_Records for processing:_

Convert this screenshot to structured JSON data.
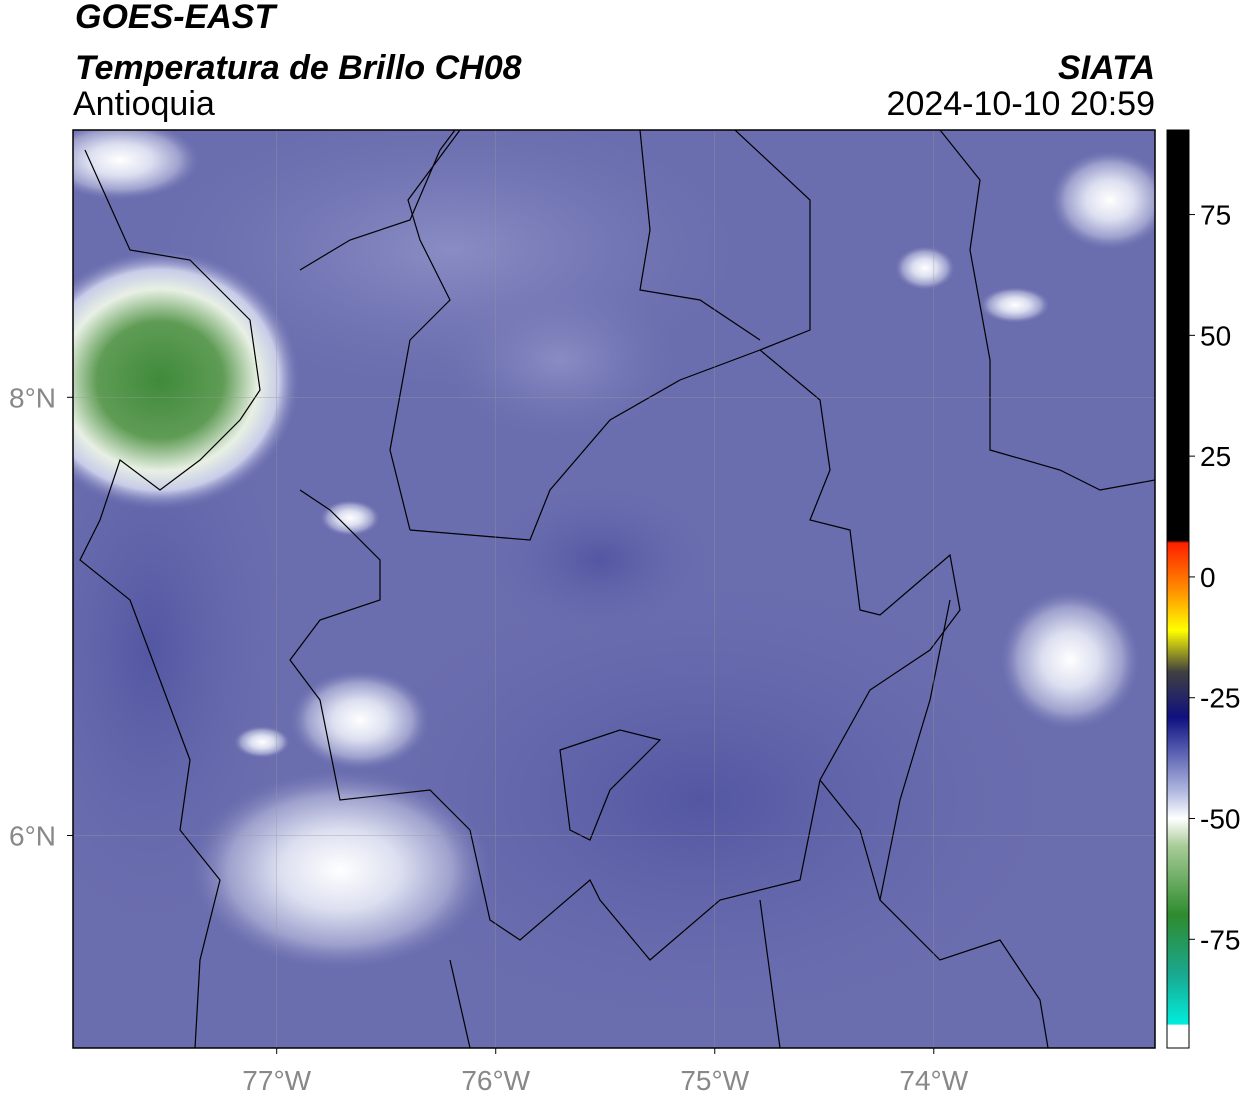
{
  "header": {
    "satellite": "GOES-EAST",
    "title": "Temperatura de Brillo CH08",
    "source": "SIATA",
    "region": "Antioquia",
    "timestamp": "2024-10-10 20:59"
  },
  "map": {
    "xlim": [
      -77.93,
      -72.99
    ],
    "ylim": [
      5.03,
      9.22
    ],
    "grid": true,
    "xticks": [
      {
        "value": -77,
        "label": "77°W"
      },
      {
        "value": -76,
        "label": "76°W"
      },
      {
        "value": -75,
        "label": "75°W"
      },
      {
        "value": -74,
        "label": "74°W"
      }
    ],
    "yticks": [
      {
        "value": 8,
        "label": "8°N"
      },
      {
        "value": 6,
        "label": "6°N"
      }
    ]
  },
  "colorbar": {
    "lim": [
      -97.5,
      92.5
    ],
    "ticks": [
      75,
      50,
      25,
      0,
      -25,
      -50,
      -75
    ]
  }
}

_The exercise:_ For the listing above, give the number of lines in which the string "value" occurs, and nothing else.

_Solution to the exercise:_ 6